**GIVEN REQUEST**
For every line in the records that has the word "Position", make a copy.

(Entries with figure data)

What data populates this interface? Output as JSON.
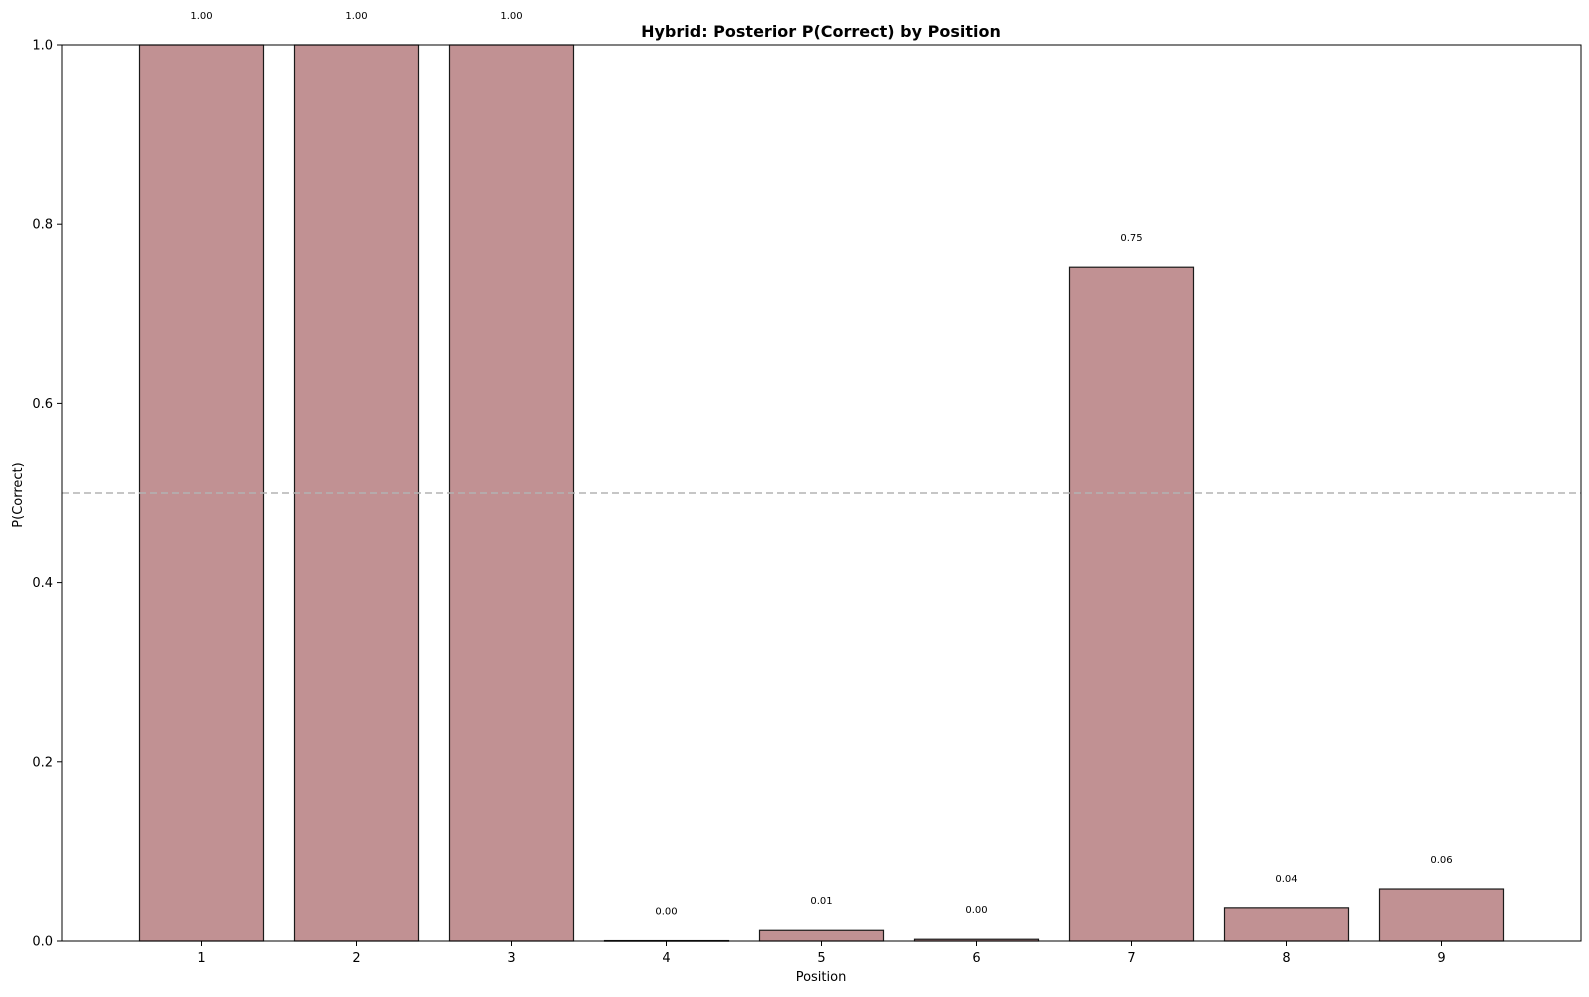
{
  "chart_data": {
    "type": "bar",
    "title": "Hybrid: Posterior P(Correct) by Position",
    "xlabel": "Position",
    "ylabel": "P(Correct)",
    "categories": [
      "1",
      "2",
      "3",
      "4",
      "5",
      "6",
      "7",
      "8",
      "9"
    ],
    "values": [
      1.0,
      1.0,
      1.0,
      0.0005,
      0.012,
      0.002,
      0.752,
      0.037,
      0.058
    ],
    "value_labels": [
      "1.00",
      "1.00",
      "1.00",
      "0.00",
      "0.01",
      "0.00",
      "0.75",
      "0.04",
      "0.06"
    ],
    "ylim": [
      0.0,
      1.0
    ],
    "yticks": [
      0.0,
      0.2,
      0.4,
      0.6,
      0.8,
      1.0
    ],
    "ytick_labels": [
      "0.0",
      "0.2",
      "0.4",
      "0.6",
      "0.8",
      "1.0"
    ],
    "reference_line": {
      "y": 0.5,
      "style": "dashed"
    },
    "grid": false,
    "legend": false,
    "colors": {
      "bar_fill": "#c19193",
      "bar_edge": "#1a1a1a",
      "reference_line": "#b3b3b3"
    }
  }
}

**EXERCISE SOLUTION**
    "title": "Hybrid: Posterior P(Correct) by Position",
    "xlabel": "Position",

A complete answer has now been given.